:: Your objective ::
Work through the data line by line, gathering every line that has the word "this".

Extracts from a graphics dataset:
* * * * *

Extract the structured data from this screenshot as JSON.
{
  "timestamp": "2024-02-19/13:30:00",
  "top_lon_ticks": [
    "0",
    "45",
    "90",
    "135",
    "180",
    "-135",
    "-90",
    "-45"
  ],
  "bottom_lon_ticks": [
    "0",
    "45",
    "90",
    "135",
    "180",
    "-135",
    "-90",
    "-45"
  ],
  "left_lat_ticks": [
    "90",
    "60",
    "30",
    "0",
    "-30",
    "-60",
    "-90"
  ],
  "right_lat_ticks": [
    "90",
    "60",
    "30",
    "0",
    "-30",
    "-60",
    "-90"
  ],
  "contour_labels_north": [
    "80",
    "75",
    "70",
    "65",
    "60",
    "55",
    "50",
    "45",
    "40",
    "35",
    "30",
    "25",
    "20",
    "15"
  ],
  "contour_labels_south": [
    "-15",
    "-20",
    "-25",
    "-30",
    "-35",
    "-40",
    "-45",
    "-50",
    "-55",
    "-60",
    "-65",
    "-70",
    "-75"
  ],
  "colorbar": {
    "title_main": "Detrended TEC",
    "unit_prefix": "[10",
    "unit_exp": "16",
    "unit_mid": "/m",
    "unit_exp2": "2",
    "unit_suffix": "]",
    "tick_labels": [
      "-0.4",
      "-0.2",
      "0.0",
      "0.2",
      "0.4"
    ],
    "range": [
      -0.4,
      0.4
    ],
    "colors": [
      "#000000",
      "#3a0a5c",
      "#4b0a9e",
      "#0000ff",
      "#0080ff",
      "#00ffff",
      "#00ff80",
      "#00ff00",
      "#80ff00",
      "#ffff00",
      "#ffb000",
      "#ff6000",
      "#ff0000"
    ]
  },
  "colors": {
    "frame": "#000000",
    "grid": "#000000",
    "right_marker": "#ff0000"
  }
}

* * * * *

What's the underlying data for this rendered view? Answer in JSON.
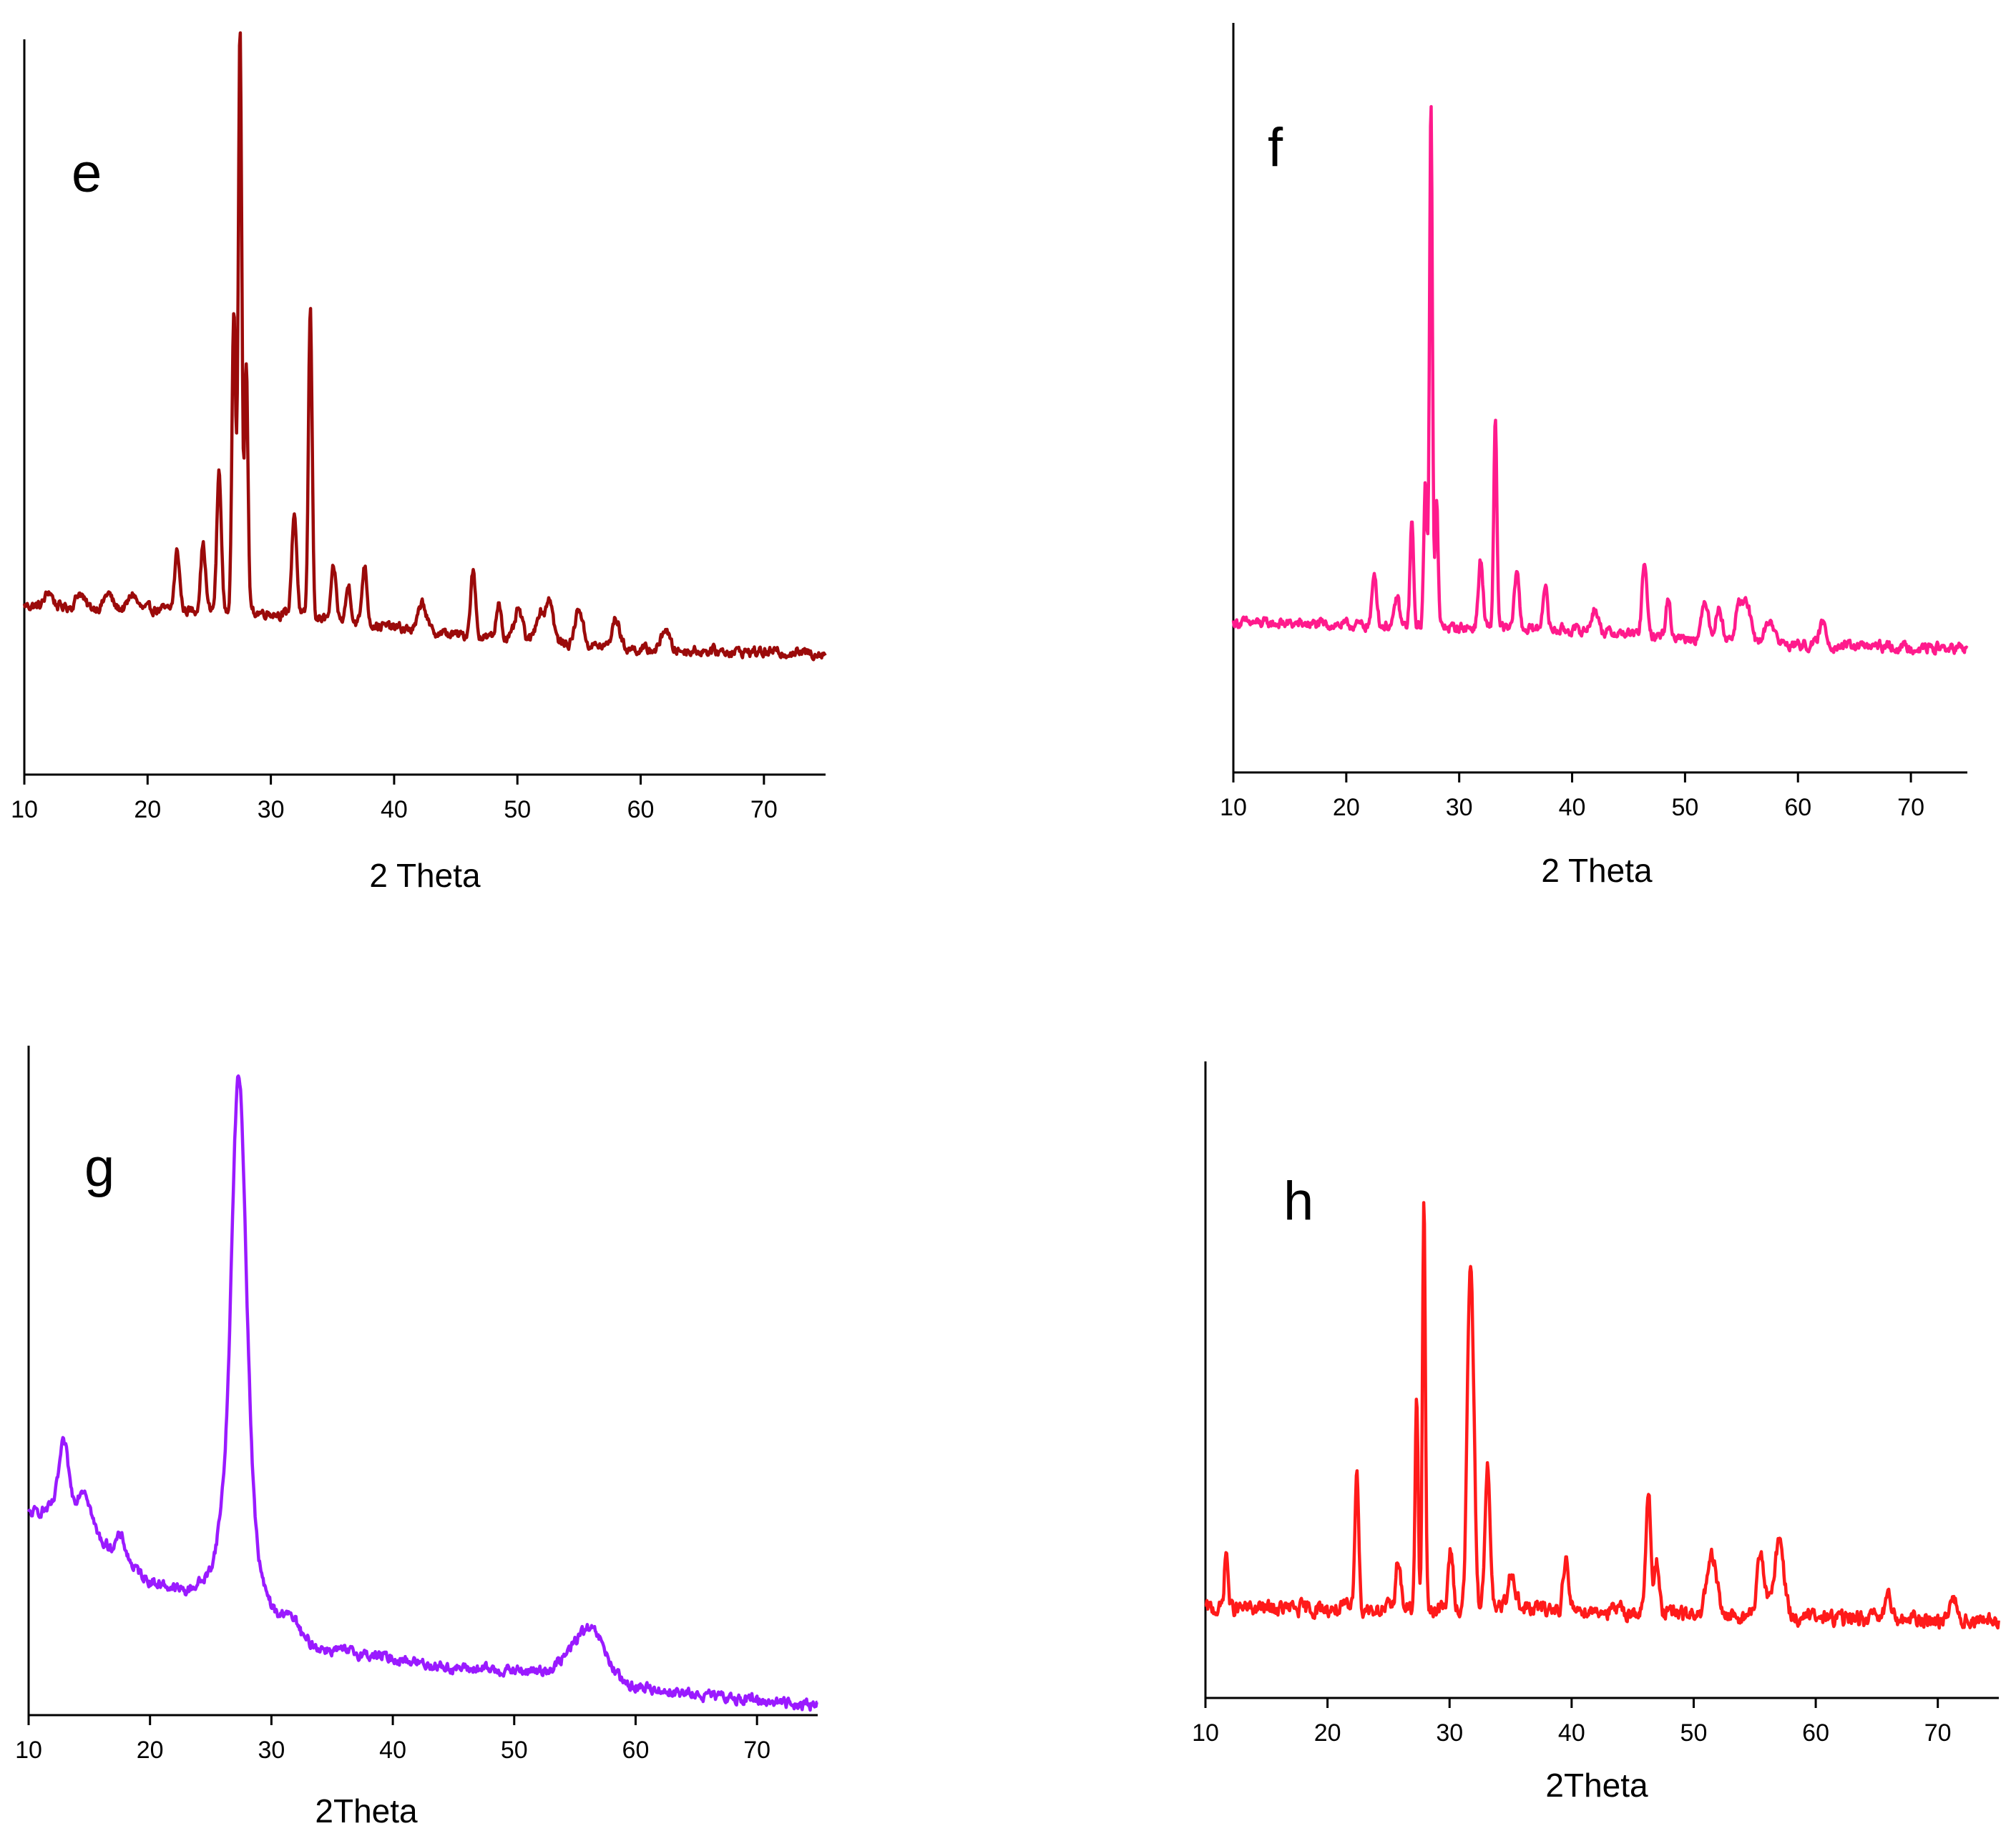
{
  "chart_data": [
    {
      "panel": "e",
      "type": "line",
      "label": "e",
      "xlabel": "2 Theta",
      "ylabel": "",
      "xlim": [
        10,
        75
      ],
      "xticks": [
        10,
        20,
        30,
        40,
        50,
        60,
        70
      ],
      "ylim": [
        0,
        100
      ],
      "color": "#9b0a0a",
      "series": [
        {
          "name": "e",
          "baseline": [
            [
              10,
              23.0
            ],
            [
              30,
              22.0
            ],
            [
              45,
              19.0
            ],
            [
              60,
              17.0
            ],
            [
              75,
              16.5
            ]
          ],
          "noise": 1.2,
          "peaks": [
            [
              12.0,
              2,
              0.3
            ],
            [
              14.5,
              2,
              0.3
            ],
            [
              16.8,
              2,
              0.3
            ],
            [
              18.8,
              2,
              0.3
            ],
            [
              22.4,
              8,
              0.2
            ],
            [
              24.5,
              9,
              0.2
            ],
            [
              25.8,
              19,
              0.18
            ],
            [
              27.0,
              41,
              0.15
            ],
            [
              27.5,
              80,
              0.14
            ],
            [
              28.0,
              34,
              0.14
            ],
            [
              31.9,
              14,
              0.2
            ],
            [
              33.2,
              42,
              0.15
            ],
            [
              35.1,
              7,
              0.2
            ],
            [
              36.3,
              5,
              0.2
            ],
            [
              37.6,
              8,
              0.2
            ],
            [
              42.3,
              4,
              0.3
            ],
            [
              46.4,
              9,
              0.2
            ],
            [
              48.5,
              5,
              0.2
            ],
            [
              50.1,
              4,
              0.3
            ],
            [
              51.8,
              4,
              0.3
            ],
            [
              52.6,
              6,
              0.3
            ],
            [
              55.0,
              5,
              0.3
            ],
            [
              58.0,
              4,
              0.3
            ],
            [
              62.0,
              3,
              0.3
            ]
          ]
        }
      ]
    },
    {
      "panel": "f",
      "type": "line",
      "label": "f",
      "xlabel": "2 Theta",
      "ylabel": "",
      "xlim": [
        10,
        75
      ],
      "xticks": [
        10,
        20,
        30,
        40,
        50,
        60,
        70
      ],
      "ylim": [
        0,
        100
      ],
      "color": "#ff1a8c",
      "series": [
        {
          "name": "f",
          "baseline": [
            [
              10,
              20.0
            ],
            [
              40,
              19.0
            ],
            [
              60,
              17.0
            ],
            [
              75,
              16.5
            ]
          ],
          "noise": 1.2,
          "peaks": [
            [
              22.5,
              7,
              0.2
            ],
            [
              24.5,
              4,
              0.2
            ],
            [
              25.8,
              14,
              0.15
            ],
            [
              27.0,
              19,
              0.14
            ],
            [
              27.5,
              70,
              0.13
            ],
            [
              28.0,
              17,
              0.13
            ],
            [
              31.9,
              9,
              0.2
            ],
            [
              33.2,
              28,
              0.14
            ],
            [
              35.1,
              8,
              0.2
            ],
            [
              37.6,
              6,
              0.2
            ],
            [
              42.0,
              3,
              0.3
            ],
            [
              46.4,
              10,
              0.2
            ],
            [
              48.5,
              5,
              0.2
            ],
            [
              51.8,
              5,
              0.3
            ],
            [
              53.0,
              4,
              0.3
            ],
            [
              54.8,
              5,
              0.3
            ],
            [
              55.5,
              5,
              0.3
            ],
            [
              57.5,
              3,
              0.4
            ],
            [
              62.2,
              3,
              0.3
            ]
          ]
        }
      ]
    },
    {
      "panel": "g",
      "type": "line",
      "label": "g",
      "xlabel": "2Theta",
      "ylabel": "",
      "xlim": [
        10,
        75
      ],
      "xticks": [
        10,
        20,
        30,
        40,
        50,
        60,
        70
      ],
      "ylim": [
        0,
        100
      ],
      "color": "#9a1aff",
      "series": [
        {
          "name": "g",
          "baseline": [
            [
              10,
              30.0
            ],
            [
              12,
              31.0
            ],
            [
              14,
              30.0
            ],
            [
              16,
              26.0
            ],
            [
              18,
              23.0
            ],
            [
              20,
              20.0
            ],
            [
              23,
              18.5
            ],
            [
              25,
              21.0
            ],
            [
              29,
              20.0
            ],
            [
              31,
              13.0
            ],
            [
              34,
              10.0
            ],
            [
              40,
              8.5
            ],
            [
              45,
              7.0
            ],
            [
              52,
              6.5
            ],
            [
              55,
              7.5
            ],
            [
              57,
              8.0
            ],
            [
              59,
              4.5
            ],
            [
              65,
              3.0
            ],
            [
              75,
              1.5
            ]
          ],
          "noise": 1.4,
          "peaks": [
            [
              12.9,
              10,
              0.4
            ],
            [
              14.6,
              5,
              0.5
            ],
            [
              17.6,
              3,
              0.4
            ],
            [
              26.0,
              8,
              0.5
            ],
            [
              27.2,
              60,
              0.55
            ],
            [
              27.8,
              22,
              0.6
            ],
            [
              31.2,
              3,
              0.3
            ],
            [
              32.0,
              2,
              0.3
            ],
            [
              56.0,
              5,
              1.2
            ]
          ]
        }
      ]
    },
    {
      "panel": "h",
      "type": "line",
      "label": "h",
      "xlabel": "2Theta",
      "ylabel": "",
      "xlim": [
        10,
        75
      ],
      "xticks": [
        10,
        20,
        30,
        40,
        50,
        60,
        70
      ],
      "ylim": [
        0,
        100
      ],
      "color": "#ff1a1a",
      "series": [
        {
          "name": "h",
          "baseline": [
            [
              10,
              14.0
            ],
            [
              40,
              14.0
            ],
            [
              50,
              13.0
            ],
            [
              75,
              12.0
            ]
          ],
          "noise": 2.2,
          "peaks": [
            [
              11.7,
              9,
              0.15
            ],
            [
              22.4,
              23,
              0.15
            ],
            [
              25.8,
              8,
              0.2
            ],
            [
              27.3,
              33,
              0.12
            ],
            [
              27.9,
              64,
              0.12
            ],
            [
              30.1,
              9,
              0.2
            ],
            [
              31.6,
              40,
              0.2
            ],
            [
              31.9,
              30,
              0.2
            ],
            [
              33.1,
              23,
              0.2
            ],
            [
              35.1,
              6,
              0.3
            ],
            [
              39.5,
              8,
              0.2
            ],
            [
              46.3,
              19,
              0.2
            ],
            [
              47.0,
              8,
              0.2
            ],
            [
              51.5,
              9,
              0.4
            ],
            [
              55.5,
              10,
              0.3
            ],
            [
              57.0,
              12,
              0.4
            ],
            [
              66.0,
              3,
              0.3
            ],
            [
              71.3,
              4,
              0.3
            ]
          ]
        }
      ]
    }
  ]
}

* * * * *

:: Full response ::
Extract the structured data from this screenshot as JSON.
What's the underlying data for this rendered view? Answer in JSON.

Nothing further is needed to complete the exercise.